— BEGIN DATA TO USE —
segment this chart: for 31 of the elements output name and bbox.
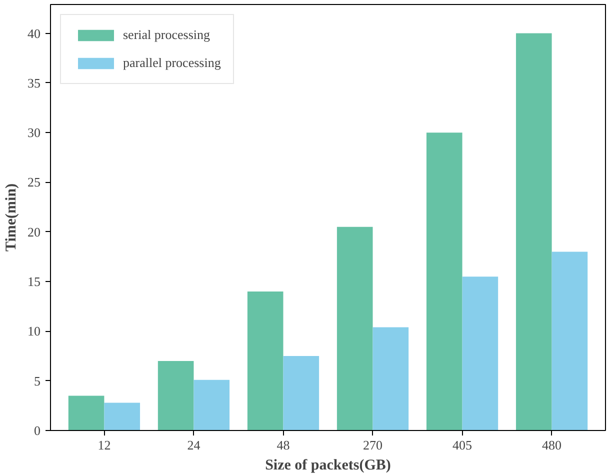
- bar: [462, 276, 498, 430]
- bar: [104, 402, 140, 430]
- x-tick-label: 480: [542, 438, 562, 452]
- bar: [552, 252, 588, 430]
- y-axis-title: Time(min): [4, 183, 20, 252]
- bar: [283, 356, 320, 430]
- legend-label: serial processing: [123, 27, 210, 43]
- x-tick-label: 48: [276, 438, 290, 452]
- y-tick-label: 15: [28, 274, 40, 290]
- bar: [336, 226, 373, 430]
- x-axis-title: Size of packets(GB): [265, 458, 391, 474]
- y-tick-label: 20: [28, 224, 40, 240]
- bar: [247, 291, 284, 430]
- bar: [426, 132, 462, 430]
- y-tick-label: 5: [34, 373, 40, 388]
- x-tick-label: 12: [98, 438, 111, 452]
- x-tick-label: 24: [187, 438, 201, 452]
- bar: [68, 396, 104, 430]
- y-tick-label: 10: [28, 324, 40, 339]
- bar: [194, 380, 230, 430]
- y-tick-label: 0: [34, 423, 40, 438]
- y-tick-label: 30: [28, 125, 40, 140]
- legend-label: parallel processing: [123, 55, 221, 71]
- x-tick-label: 270: [363, 438, 383, 452]
- x-tick-label: 405: [452, 438, 472, 452]
- y-tick-label: 25: [28, 174, 40, 190]
- bar: [372, 327, 409, 430]
- bar: [516, 33, 552, 430]
- bar: [158, 360, 194, 430]
- y-tick-label: 35: [28, 75, 40, 90]
- y-tick-label: 40: [28, 26, 40, 41]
— END DATA TO USE —
— EXERCISE —
Reproduce each line of the listing above verbatim, omitting the pictures from your answer.

— TASK RESPONSE —
segment this chart: for 31 of the elements output name and bbox.
- bar: [462, 276, 498, 430]
- bar: [104, 402, 140, 430]
- x-tick-label: 480: [542, 438, 562, 452]
- bar: [552, 252, 588, 430]
- y-axis-title: Time(min): [4, 183, 20, 252]
- bar: [283, 356, 320, 430]
- legend-label: serial processing: [123, 27, 210, 43]
- x-tick-label: 48: [276, 438, 290, 452]
- y-tick-label: 15: [28, 274, 40, 290]
- bar: [336, 226, 373, 430]
- x-axis-title: Size of packets(GB): [265, 458, 391, 474]
- y-tick-label: 20: [28, 224, 40, 240]
- bar: [247, 291, 284, 430]
- bar: [426, 132, 462, 430]
- y-tick-label: 5: [34, 373, 40, 388]
- x-tick-label: 12: [98, 438, 111, 452]
- x-tick-label: 24: [187, 438, 201, 452]
- bar: [68, 396, 104, 430]
- y-tick-label: 10: [28, 324, 40, 339]
- bar: [194, 380, 230, 430]
- y-tick-label: 0: [34, 423, 40, 438]
- y-tick-label: 30: [28, 125, 40, 140]
- legend-label: parallel processing: [123, 55, 221, 71]
- x-tick-label: 270: [363, 438, 383, 452]
- x-tick-label: 405: [452, 438, 472, 452]
- y-tick-label: 25: [28, 174, 40, 190]
- bar: [372, 327, 409, 430]
- bar: [516, 33, 552, 430]
- bar: [158, 360, 194, 430]
- y-tick-label: 35: [28, 75, 40, 90]
- y-tick-label: 40: [28, 26, 40, 41]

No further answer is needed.